start Provided data

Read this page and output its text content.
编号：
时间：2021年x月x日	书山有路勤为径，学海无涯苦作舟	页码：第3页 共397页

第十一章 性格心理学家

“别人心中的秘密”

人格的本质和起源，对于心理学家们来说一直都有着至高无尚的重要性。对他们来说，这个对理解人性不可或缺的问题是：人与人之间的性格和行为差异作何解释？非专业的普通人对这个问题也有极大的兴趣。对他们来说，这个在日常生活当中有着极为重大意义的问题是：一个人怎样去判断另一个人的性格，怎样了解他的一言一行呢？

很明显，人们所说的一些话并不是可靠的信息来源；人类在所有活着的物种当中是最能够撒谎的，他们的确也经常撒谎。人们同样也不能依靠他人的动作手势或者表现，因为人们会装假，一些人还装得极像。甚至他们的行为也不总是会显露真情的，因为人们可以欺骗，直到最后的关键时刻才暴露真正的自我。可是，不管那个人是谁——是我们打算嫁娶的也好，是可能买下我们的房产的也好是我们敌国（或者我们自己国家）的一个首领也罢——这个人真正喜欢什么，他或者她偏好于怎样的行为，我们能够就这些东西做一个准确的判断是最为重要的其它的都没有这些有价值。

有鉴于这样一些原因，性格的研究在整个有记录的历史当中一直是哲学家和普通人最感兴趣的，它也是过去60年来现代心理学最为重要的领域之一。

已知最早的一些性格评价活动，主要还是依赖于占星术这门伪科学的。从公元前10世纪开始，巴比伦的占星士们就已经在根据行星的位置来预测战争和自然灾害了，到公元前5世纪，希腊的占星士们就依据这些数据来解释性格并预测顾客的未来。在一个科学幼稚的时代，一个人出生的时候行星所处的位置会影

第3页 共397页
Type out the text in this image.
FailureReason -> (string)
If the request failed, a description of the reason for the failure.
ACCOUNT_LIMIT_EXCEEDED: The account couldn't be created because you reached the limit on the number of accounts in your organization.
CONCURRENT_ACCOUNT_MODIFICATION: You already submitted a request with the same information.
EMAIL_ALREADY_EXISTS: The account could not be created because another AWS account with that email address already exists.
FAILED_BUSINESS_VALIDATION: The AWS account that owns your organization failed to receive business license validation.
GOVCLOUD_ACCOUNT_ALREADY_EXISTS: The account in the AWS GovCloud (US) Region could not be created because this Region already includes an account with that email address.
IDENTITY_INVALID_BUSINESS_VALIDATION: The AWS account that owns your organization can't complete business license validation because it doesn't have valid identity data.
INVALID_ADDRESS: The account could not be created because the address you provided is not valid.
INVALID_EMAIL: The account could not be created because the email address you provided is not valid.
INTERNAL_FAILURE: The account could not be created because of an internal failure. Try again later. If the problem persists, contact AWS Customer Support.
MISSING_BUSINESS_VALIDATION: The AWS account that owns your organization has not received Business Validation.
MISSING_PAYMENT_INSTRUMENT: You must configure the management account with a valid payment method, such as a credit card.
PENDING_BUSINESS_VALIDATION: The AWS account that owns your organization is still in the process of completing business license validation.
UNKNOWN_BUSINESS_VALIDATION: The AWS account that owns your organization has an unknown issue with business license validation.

end Provided data

Problem: Pick out every line above that contains the word "already" and copy it.

Solution for this task:
CONCURRENT_ACCOUNT_MODIFICATION: You already submitted a request with the same information.
EMAIL_ALREADY_EXISTS: The account could not be created because another AWS account with that email address already exists.
GOVCLOUD_ACCOUNT_ALREADY_EXISTS: The account in the AWS GovCloud (US) Region could not be created because this Region already includes an account with that email address.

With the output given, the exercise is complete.